TASK MATERIAL:
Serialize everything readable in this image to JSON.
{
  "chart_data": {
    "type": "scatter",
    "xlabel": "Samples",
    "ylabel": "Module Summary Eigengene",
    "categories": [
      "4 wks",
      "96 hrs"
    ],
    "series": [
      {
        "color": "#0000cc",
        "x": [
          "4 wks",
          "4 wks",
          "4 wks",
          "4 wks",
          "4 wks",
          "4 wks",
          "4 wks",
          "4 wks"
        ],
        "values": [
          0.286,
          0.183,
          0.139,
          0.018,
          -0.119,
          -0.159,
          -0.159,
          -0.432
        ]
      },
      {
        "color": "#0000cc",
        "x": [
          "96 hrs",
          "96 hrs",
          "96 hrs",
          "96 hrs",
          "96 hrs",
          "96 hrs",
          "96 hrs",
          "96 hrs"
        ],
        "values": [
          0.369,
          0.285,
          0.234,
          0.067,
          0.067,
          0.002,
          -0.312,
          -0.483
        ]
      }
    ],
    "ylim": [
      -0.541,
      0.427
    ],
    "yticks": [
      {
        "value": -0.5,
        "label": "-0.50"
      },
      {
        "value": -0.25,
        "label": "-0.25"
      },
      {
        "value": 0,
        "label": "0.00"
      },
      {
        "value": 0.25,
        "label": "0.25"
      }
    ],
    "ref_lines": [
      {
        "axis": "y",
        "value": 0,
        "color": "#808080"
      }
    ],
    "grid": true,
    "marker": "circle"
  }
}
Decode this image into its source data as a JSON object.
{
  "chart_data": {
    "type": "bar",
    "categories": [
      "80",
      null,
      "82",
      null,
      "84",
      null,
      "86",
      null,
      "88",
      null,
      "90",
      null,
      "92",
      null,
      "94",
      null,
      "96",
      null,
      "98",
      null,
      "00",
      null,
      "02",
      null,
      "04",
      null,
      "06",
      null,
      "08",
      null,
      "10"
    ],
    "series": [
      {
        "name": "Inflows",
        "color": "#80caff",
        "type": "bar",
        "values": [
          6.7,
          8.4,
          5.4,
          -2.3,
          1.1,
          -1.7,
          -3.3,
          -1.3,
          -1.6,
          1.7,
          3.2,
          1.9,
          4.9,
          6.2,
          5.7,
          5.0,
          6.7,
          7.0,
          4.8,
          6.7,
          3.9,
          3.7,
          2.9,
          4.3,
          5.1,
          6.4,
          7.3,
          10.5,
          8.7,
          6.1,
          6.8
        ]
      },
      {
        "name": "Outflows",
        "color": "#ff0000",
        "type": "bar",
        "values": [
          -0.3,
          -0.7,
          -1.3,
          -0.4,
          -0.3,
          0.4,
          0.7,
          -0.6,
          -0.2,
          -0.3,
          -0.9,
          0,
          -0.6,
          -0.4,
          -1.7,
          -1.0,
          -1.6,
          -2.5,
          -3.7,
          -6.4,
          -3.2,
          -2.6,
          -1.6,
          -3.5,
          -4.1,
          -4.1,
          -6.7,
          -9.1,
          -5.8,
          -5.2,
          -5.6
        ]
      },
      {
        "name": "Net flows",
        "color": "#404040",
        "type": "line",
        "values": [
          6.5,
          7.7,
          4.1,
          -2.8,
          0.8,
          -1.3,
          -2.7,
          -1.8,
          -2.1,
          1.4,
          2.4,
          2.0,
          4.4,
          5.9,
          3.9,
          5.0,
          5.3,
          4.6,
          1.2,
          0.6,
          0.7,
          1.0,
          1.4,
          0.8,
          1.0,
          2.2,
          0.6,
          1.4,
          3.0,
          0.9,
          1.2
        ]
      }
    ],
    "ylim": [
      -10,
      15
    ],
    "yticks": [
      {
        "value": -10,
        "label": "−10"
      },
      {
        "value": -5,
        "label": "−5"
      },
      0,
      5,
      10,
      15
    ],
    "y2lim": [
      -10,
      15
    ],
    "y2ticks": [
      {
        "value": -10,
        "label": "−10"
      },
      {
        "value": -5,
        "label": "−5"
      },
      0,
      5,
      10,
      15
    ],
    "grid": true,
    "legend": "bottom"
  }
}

YOUR TASK:
Transcribe every entry word for word.

THE RESPONSE:
Serialize everything readable in this image to JSON.
{
  "chart_data": {
    "type": "scatter",
    "xlabel": "Samples",
    "ylabel": "Module Summary Eigengene",
    "categories": [
      "4 wks",
      "96 hrs"
    ],
    "series": [
      {
        "color": "#0000cc",
        "x": [
          "4 wks",
          "4 wks",
          "4 wks",
          "4 wks",
          "4 wks",
          "4 wks",
          "4 wks",
          "4 wks"
        ],
        "values": [
          0.286,
          0.183,
          0.139,
          0.018,
          -0.119,
          -0.159,
          -0.159,
          -0.432
        ]
      },
      {
        "color": "#0000cc",
        "x": [
          "96 hrs",
          "96 hrs",
          "96 hrs",
          "96 hrs",
          "96 hrs",
          "96 hrs",
          "96 hrs",
          "96 hrs"
        ],
        "values": [
          0.369,
          0.285,
          0.234,
          0.067,
          0.067,
          0.002,
          -0.312,
          -0.483
        ]
      }
    ],
    "ylim": [
      -0.541,
      0.427
    ],
    "yticks": [
      {
        "value": -0.5,
        "label": "-0.50"
      },
      {
        "value": -0.25,
        "label": "-0.25"
      },
      {
        "value": 0,
        "label": "0.00"
      },
      {
        "value": 0.25,
        "label": "0.25"
      }
    ],
    "ref_lines": [
      {
        "axis": "y",
        "value": 0,
        "color": "#808080"
      }
    ],
    "grid": true,
    "marker": "circle"
  }
}
Decode this image into its source data as a JSON object.
{
  "chart_data": {
    "type": "bar",
    "categories": [
      "80",
      null,
      "82",
      null,
      "84",
      null,
      "86",
      null,
      "88",
      null,
      "90",
      null,
      "92",
      null,
      "94",
      null,
      "96",
      null,
      "98",
      null,
      "00",
      null,
      "02",
      null,
      "04",
      null,
      "06",
      null,
      "08",
      null,
      "10"
    ],
    "series": [
      {
        "name": "Inflows",
        "color": "#80caff",
        "type": "bar",
        "values": [
          6.7,
          8.4,
          5.4,
          -2.3,
          1.1,
          -1.7,
          -3.3,
          -1.3,
          -1.6,
          1.7,
          3.2,
          1.9,
          4.9,
          6.2,
          5.7,
          5.0,
          6.7,
          7.0,
          4.8,
          6.7,
          3.9,
          3.7,
          2.9,
          4.3,
          5.1,
          6.4,
          7.3,
          10.5,
          8.7,
          6.1,
          6.8
        ]
      },
      {
        "name": "Outflows",
        "color": "#ff0000",
        "type": "bar",
        "values": [
          -0.3,
          -0.7,
          -1.3,
          -0.4,
          -0.3,
          0.4,
          0.7,
          -0.6,
          -0.2,
          -0.3,
          -0.9,
          0,
          -0.6,
          -0.4,
          -1.7,
          -1.0,
          -1.6,
          -2.5,
          -3.7,
          -6.4,
          -3.2,
          -2.6,
          -1.6,
          -3.5,
          -4.1,
          -4.1,
          -6.7,
          -9.1,
          -5.8,
          -5.2,
          -5.6
        ]
      },
      {
        "name": "Net flows",
        "color": "#404040",
        "type": "line",
        "values": [
          6.5,
          7.7,
          4.1,
          -2.8,
          0.8,
          -1.3,
          -2.7,
          -1.8,
          -2.1,
          1.4,
          2.4,
          2.0,
          4.4,
          5.9,
          3.9,
          5.0,
          5.3,
          4.6,
          1.2,
          0.6,
          0.7,
          1.0,
          1.4,
          0.8,
          1.0,
          2.2,
          0.6,
          1.4,
          3.0,
          0.9,
          1.2
        ]
      }
    ],
    "ylim": [
      -10,
      15
    ],
    "yticks": [
      {
        "value": -10,
        "label": "−10"
      },
      {
        "value": -5,
        "label": "−5"
      },
      0,
      5,
      10,
      15
    ],
    "y2lim": [
      -10,
      15
    ],
    "y2ticks": [
      {
        "value": -10,
        "label": "−10"
      },
      {
        "value": -5,
        "label": "−5"
      },
      0,
      5,
      10,
      15
    ],
    "grid": true,
    "legend": "bottom"
  }
}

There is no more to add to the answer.